BEGIN Records for the task

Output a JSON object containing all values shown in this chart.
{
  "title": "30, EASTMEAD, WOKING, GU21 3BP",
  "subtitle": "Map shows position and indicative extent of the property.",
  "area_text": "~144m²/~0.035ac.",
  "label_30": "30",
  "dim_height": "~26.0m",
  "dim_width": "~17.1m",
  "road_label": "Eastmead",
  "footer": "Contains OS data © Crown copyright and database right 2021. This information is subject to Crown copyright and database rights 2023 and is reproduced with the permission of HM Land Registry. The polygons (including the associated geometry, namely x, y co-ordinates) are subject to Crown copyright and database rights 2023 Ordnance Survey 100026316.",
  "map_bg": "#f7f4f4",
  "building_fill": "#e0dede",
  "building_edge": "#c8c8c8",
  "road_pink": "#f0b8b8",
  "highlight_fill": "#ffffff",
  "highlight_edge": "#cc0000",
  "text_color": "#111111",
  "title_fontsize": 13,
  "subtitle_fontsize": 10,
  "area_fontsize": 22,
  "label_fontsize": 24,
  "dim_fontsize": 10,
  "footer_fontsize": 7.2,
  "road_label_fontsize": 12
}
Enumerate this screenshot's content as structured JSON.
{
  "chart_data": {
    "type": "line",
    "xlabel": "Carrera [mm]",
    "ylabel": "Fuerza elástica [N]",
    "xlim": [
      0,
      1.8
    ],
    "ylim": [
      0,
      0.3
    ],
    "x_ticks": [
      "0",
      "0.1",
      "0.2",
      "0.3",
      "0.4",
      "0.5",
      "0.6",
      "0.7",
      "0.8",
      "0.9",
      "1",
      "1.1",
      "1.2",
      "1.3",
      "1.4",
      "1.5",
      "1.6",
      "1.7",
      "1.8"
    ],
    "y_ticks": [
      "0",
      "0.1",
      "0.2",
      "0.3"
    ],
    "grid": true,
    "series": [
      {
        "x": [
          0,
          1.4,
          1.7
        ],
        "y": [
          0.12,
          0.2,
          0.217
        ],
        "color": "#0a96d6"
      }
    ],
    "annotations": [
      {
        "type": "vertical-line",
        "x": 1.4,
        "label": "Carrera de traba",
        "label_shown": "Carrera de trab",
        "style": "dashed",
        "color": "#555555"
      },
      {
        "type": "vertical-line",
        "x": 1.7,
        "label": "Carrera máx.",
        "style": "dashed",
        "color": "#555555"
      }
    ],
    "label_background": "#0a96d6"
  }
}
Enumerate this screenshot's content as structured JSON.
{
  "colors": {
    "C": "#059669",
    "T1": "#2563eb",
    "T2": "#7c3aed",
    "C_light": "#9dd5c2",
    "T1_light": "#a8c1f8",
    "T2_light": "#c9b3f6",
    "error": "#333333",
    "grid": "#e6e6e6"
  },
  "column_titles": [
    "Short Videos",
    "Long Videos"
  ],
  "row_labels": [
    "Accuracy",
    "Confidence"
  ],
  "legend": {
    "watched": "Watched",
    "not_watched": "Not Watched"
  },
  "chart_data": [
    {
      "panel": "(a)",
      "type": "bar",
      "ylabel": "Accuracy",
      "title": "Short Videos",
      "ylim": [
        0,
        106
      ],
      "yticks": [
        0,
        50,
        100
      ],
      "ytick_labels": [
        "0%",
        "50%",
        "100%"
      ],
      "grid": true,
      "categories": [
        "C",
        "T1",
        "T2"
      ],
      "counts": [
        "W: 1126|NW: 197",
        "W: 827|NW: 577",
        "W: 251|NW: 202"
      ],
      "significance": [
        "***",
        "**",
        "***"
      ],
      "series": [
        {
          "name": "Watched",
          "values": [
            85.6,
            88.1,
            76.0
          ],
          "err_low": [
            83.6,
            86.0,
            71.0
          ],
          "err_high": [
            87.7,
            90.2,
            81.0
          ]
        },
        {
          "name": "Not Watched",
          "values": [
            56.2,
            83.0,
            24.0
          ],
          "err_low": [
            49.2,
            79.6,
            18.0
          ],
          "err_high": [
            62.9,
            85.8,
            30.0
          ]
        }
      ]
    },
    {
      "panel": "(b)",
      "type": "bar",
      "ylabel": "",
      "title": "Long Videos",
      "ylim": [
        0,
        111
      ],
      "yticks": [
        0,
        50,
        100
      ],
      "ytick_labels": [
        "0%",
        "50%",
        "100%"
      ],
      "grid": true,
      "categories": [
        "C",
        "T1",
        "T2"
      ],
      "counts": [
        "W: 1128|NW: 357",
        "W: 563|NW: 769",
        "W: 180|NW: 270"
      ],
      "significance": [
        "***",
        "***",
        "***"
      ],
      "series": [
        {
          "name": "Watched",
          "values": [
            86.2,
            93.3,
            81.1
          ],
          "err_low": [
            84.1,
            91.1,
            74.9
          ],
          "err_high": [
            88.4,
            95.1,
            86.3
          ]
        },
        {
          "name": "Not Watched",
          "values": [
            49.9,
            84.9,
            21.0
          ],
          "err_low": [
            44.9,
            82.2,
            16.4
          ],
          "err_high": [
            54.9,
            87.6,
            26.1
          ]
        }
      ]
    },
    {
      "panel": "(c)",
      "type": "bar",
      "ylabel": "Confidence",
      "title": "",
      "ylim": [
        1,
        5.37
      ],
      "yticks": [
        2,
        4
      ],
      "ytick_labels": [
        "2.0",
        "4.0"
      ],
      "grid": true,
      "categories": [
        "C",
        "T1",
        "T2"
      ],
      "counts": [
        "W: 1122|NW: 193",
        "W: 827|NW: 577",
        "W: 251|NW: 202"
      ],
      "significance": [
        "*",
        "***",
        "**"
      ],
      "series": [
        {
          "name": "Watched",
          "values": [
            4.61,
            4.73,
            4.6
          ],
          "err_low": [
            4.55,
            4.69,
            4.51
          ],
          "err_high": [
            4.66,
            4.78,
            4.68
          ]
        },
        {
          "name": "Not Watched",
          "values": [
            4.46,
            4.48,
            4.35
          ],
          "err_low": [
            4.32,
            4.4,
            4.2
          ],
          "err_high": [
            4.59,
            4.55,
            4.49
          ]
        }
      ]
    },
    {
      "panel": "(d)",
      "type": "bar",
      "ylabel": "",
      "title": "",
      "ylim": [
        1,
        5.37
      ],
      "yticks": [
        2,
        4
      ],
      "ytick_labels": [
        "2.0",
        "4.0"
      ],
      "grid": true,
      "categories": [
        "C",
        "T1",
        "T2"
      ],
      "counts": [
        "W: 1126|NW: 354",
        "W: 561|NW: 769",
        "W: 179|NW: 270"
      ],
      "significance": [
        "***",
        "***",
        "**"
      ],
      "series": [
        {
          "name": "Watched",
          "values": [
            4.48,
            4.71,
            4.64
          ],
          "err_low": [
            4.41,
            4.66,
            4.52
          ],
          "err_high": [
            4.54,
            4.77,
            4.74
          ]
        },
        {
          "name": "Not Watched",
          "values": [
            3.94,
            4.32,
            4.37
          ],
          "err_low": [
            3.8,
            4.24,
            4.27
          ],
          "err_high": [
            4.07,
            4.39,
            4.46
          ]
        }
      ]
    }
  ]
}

END Records for the task

* Exercise directions *
Your task is to repeat every line exactly.

* Exercise answer *
Output a JSON object containing all values shown in this chart.
{
  "title": "30, EASTMEAD, WOKING, GU21 3BP",
  "subtitle": "Map shows position and indicative extent of the property.",
  "area_text": "~144m²/~0.035ac.",
  "label_30": "30",
  "dim_height": "~26.0m",
  "dim_width": "~17.1m",
  "road_label": "Eastmead",
  "footer": "Contains OS data © Crown copyright and database right 2021. This information is subject to Crown copyright and database rights 2023 and is reproduced with the permission of HM Land Registry. The polygons (including the associated geometry, namely x, y co-ordinates) are subject to Crown copyright and database rights 2023 Ordnance Survey 100026316.",
  "map_bg": "#f7f4f4",
  "building_fill": "#e0dede",
  "building_edge": "#c8c8c8",
  "road_pink": "#f0b8b8",
  "highlight_fill": "#ffffff",
  "highlight_edge": "#cc0000",
  "text_color": "#111111",
  "title_fontsize": 13,
  "subtitle_fontsize": 10,
  "area_fontsize": 22,
  "label_fontsize": 24,
  "dim_fontsize": 10,
  "footer_fontsize": 7.2,
  "road_label_fontsize": 12
}
Enumerate this screenshot's content as structured JSON.
{
  "chart_data": {
    "type": "line",
    "xlabel": "Carrera [mm]",
    "ylabel": "Fuerza elástica [N]",
    "xlim": [
      0,
      1.8
    ],
    "ylim": [
      0,
      0.3
    ],
    "x_ticks": [
      "0",
      "0.1",
      "0.2",
      "0.3",
      "0.4",
      "0.5",
      "0.6",
      "0.7",
      "0.8",
      "0.9",
      "1",
      "1.1",
      "1.2",
      "1.3",
      "1.4",
      "1.5",
      "1.6",
      "1.7",
      "1.8"
    ],
    "y_ticks": [
      "0",
      "0.1",
      "0.2",
      "0.3"
    ],
    "grid": true,
    "series": [
      {
        "x": [
          0,
          1.4,
          1.7
        ],
        "y": [
          0.12,
          0.2,
          0.217
        ],
        "color": "#0a96d6"
      }
    ],
    "annotations": [
      {
        "type": "vertical-line",
        "x": 1.4,
        "label": "Carrera de traba",
        "label_shown": "Carrera de trab",
        "style": "dashed",
        "color": "#555555"
      },
      {
        "type": "vertical-line",
        "x": 1.7,
        "label": "Carrera máx.",
        "style": "dashed",
        "color": "#555555"
      }
    ],
    "label_background": "#0a96d6"
  }
}
Enumerate this screenshot's content as structured JSON.
{
  "colors": {
    "C": "#059669",
    "T1": "#2563eb",
    "T2": "#7c3aed",
    "C_light": "#9dd5c2",
    "T1_light": "#a8c1f8",
    "T2_light": "#c9b3f6",
    "error": "#333333",
    "grid": "#e6e6e6"
  },
  "column_titles": [
    "Short Videos",
    "Long Videos"
  ],
  "row_labels": [
    "Accuracy",
    "Confidence"
  ],
  "legend": {
    "watched": "Watched",
    "not_watched": "Not Watched"
  },
  "chart_data": [
    {
      "panel": "(a)",
      "type": "bar",
      "ylabel": "Accuracy",
      "title": "Short Videos",
      "ylim": [
        0,
        106
      ],
      "yticks": [
        0,
        50,
        100
      ],
      "ytick_labels": [
        "0%",
        "50%",
        "100%"
      ],
      "grid": true,
      "categories": [
        "C",
        "T1",
        "T2"
      ],
      "counts": [
        "W: 1126|NW: 197",
        "W: 827|NW: 577",
        "W: 251|NW: 202"
      ],
      "significance": [
        "***",
        "**",
        "***"
      ],
      "series": [
        {
          "name": "Watched",
          "values": [
            85.6,
            88.1,
            76.0
          ],
          "err_low": [
            83.6,
            86.0,
            71.0
          ],
          "err_high": [
            87.7,
            90.2,
            81.0
          ]
        },
        {
          "name": "Not Watched",
          "values": [
            56.2,
            83.0,
            24.0
          ],
          "err_low": [
            49.2,
            79.6,
            18.0
          ],
          "err_high": [
            62.9,
            85.8,
            30.0
          ]
        }
      ]
    },
    {
      "panel": "(b)",
      "type": "bar",
      "ylabel": "",
      "title": "Long Videos",
      "ylim": [
        0,
        111
      ],
      "yticks": [
        0,
        50,
        100
      ],
      "ytick_labels": [
        "0%",
        "50%",
        "100%"
      ],
      "grid": true,
      "categories": [
        "C",
        "T1",
        "T2"
      ],
      "counts": [
        "W: 1128|NW: 357",
        "W: 563|NW: 769",
        "W: 180|NW: 270"
      ],
      "significance": [
        "***",
        "***",
        "***"
      ],
      "series": [
        {
          "name": "Watched",
          "values": [
            86.2,
            93.3,
            81.1
          ],
          "err_low": [
            84.1,
            91.1,
            74.9
          ],
          "err_high": [
            88.4,
            95.1,
            86.3
          ]
        },
        {
          "name": "Not Watched",
          "values": [
            49.9,
            84.9,
            21.0
          ],
          "err_low": [
            44.9,
            82.2,
            16.4
          ],
          "err_high": [
            54.9,
            87.6,
            26.1
          ]
        }
      ]
    },
    {
      "panel": "(c)",
      "type": "bar",
      "ylabel": "Confidence",
      "title": "",
      "ylim": [
        1,
        5.37
      ],
      "yticks": [
        2,
        4
      ],
      "ytick_labels": [
        "2.0",
        "4.0"
      ],
      "grid": true,
      "categories": [
        "C",
        "T1",
        "T2"
      ],
      "counts": [
        "W: 1122|NW: 193",
        "W: 827|NW: 577",
        "W: 251|NW: 202"
      ],
      "significance": [
        "*",
        "***",
        "**"
      ],
      "series": [
        {
          "name": "Watched",
          "values": [
            4.61,
            4.73,
            4.6
          ],
          "err_low": [
            4.55,
            4.69,
            4.51
          ],
          "err_high": [
            4.66,
            4.78,
            4.68
          ]
        },
        {
          "name": "Not Watched",
          "values": [
            4.46,
            4.48,
            4.35
          ],
          "err_low": [
            4.32,
            4.4,
            4.2
          ],
          "err_high": [
            4.59,
            4.55,
            4.49
          ]
        }
      ]
    },
    {
      "panel": "(d)",
      "type": "bar",
      "ylabel": "",
      "title": "",
      "ylim": [
        1,
        5.37
      ],
      "yticks": [
        2,
        4
      ],
      "ytick_labels": [
        "2.0",
        "4.0"
      ],
      "grid": true,
      "categories": [
        "C",
        "T1",
        "T2"
      ],
      "counts": [
        "W: 1126|NW: 354",
        "W: 561|NW: 769",
        "W: 179|NW: 270"
      ],
      "significance": [
        "***",
        "***",
        "**"
      ],
      "series": [
        {
          "name": "Watched",
          "values": [
            4.48,
            4.71,
            4.64
          ],
          "err_low": [
            4.41,
            4.66,
            4.52
          ],
          "err_high": [
            4.54,
            4.77,
            4.74
          ]
        },
        {
          "name": "Not Watched",
          "values": [
            3.94,
            4.32,
            4.37
          ],
          "err_low": [
            3.8,
            4.24,
            4.27
          ],
          "err_high": [
            4.07,
            4.39,
            4.46
          ]
        }
      ]
    }
  ]
}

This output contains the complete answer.